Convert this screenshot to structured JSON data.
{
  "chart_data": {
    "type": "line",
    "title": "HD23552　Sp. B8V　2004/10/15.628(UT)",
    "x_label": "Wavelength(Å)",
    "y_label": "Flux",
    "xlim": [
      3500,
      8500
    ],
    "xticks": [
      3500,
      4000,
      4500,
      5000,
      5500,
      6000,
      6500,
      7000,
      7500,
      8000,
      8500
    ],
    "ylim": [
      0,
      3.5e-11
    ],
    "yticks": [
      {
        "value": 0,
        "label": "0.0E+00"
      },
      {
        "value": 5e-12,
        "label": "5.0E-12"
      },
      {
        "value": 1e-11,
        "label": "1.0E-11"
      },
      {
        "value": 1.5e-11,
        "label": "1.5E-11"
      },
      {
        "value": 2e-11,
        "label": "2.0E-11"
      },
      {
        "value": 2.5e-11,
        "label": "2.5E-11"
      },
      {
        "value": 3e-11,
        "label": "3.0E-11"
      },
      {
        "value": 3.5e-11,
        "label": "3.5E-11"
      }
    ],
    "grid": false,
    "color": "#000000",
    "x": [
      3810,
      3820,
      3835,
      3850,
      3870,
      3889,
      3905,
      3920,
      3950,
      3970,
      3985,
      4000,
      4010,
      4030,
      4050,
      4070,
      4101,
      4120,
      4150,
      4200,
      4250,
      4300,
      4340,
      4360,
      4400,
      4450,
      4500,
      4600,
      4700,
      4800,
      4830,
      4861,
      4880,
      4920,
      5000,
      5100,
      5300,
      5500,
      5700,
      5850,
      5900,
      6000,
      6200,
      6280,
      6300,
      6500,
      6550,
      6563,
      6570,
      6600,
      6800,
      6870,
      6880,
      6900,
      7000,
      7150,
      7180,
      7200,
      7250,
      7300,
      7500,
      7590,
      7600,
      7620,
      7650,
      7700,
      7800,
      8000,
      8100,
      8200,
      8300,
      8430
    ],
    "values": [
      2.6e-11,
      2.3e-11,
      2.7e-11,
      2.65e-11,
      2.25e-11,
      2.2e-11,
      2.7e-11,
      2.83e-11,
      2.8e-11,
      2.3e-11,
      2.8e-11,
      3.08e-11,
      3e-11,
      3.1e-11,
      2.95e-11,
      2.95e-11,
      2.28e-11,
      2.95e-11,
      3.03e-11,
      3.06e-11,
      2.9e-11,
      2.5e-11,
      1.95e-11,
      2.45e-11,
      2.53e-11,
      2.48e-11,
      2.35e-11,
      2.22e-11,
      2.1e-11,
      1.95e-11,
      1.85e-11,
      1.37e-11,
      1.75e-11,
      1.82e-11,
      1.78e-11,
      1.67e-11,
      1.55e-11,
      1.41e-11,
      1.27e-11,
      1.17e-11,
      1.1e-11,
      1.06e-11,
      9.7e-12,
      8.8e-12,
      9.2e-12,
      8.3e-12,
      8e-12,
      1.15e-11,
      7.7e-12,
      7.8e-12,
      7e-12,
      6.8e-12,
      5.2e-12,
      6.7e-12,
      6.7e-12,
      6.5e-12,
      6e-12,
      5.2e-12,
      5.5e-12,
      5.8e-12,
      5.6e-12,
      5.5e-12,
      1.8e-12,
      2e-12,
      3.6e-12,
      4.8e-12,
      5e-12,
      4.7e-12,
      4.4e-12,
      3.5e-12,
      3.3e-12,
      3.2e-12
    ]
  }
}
++++++++
THE TASK:
Copy all of the data exactly.

IN RESPONSE:
Convert this screenshot to structured JSON data.
{
  "chart_data": {
    "type": "line",
    "title": "HD23552　Sp. B8V　2004/10/15.628(UT)",
    "x_label": "Wavelength(Å)",
    "y_label": "Flux",
    "xlim": [
      3500,
      8500
    ],
    "xticks": [
      3500,
      4000,
      4500,
      5000,
      5500,
      6000,
      6500,
      7000,
      7500,
      8000,
      8500
    ],
    "ylim": [
      0,
      3.5e-11
    ],
    "yticks": [
      {
        "value": 0,
        "label": "0.0E+00"
      },
      {
        "value": 5e-12,
        "label": "5.0E-12"
      },
      {
        "value": 1e-11,
        "label": "1.0E-11"
      },
      {
        "value": 1.5e-11,
        "label": "1.5E-11"
      },
      {
        "value": 2e-11,
        "label": "2.0E-11"
      },
      {
        "value": 2.5e-11,
        "label": "2.5E-11"
      },
      {
        "value": 3e-11,
        "label": "3.0E-11"
      },
      {
        "value": 3.5e-11,
        "label": "3.5E-11"
      }
    ],
    "grid": false,
    "color": "#000000",
    "x": [
      3810,
      3820,
      3835,
      3850,
      3870,
      3889,
      3905,
      3920,
      3950,
      3970,
      3985,
      4000,
      4010,
      4030,
      4050,
      4070,
      4101,
      4120,
      4150,
      4200,
      4250,
      4300,
      4340,
      4360,
      4400,
      4450,
      4500,
      4600,
      4700,
      4800,
      4830,
      4861,
      4880,
      4920,
      5000,
      5100,
      5300,
      5500,
      5700,
      5850,
      5900,
      6000,
      6200,
      6280,
      6300,
      6500,
      6550,
      6563,
      6570,
      6600,
      6800,
      6870,
      6880,
      6900,
      7000,
      7150,
      7180,
      7200,
      7250,
      7300,
      7500,
      7590,
      7600,
      7620,
      7650,
      7700,
      7800,
      8000,
      8100,
      8200,
      8300,
      8430
    ],
    "values": [
      2.6e-11,
      2.3e-11,
      2.7e-11,
      2.65e-11,
      2.25e-11,
      2.2e-11,
      2.7e-11,
      2.83e-11,
      2.8e-11,
      2.3e-11,
      2.8e-11,
      3.08e-11,
      3e-11,
      3.1e-11,
      2.95e-11,
      2.95e-11,
      2.28e-11,
      2.95e-11,
      3.03e-11,
      3.06e-11,
      2.9e-11,
      2.5e-11,
      1.95e-11,
      2.45e-11,
      2.53e-11,
      2.48e-11,
      2.35e-11,
      2.22e-11,
      2.1e-11,
      1.95e-11,
      1.85e-11,
      1.37e-11,
      1.75e-11,
      1.82e-11,
      1.78e-11,
      1.67e-11,
      1.55e-11,
      1.41e-11,
      1.27e-11,
      1.17e-11,
      1.1e-11,
      1.06e-11,
      9.7e-12,
      8.8e-12,
      9.2e-12,
      8.3e-12,
      8e-12,
      1.15e-11,
      7.7e-12,
      7.8e-12,
      7e-12,
      6.8e-12,
      5.2e-12,
      6.7e-12,
      6.7e-12,
      6.5e-12,
      6e-12,
      5.2e-12,
      5.5e-12,
      5.8e-12,
      5.6e-12,
      5.5e-12,
      1.8e-12,
      2e-12,
      3.6e-12,
      4.8e-12,
      5e-12,
      4.7e-12,
      4.4e-12,
      3.5e-12,
      3.3e-12,
      3.2e-12
    ]
  }
}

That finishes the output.